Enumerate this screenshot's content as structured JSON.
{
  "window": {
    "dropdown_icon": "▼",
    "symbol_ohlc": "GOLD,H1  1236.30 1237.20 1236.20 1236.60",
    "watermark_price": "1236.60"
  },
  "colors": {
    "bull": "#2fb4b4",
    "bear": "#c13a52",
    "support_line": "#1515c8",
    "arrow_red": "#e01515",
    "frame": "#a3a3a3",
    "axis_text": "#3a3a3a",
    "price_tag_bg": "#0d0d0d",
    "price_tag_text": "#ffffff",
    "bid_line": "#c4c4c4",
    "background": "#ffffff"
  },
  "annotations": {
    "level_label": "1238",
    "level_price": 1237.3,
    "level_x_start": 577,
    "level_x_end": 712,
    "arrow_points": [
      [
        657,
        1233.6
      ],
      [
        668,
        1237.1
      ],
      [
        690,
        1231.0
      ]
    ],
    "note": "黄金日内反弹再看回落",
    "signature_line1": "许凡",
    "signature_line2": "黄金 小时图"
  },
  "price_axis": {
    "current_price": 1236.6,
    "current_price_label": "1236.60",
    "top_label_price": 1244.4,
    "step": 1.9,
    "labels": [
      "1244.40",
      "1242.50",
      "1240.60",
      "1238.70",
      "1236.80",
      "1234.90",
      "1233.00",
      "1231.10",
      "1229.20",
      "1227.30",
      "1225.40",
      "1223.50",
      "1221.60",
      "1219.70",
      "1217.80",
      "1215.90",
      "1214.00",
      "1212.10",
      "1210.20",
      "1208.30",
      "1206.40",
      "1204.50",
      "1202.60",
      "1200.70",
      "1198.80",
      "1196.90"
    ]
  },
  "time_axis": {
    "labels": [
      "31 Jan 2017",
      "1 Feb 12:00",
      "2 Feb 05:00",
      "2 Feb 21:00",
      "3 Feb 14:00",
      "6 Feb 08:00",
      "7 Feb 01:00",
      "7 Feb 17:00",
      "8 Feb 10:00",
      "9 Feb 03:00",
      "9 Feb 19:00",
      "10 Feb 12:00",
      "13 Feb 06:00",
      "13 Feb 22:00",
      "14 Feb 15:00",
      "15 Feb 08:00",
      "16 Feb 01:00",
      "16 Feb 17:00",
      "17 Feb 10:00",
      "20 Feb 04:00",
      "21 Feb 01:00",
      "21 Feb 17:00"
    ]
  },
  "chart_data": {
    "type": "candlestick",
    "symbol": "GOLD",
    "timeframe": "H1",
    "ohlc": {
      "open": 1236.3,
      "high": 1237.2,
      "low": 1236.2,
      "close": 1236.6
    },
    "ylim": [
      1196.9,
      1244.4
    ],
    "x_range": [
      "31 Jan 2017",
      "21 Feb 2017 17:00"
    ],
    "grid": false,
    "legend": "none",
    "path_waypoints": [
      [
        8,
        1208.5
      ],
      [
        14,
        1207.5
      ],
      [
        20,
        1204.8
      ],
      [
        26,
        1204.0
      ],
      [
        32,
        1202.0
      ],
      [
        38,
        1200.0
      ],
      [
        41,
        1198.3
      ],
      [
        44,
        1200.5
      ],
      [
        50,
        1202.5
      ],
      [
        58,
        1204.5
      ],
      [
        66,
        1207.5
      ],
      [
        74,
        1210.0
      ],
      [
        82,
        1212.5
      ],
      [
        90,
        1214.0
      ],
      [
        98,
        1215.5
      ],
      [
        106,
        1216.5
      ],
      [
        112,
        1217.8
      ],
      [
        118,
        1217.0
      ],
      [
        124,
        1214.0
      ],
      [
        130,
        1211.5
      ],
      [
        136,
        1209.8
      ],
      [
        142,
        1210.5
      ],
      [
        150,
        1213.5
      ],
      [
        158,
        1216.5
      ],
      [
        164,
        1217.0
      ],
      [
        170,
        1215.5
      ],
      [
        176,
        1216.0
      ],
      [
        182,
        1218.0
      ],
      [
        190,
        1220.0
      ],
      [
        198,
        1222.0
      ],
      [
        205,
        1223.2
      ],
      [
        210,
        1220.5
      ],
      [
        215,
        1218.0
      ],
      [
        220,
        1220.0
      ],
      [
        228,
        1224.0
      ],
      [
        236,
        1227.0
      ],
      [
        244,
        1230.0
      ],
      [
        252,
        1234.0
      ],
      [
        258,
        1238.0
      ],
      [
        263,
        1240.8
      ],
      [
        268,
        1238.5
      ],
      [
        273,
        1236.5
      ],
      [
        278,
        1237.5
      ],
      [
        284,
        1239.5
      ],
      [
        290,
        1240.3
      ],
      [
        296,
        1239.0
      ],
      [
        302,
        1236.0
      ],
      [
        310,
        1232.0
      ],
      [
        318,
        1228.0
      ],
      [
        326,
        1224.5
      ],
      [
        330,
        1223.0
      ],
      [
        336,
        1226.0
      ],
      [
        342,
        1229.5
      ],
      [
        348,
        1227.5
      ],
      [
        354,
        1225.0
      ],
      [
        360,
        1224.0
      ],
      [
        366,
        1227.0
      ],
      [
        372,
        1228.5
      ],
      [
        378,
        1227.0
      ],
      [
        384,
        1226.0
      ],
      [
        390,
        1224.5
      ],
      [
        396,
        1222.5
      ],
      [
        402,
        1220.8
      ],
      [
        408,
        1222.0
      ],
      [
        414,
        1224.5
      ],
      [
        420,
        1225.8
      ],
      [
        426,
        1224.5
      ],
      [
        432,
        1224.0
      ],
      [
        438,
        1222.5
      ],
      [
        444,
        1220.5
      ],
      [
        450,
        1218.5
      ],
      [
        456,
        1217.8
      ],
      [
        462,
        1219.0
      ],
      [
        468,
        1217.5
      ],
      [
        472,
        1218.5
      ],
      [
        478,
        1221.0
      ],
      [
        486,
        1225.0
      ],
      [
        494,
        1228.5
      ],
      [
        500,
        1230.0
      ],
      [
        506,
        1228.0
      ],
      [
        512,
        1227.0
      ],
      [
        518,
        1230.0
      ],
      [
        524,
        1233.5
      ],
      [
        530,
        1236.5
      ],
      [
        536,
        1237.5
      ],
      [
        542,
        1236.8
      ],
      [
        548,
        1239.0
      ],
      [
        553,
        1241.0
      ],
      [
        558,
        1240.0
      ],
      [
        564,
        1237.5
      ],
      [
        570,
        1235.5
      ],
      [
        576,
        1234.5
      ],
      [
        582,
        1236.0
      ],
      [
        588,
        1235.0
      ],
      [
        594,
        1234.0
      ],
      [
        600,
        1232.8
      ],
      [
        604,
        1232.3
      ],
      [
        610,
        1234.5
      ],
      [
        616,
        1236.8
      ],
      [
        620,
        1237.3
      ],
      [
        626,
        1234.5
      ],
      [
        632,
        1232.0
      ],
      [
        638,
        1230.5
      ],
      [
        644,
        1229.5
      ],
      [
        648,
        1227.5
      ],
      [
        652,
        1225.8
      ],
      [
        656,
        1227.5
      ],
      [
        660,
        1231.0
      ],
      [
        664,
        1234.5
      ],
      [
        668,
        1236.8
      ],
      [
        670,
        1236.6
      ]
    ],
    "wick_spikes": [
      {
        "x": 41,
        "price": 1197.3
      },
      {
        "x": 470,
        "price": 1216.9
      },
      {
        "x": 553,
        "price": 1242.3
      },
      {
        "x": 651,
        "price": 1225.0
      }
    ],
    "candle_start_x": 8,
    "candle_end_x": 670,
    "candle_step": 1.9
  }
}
+ + +
Extract every line containing the string "ffffff" from the material.

▶ **Output below**:
    "price_tag_text": "#ffffff",
    "background": "#ffffff"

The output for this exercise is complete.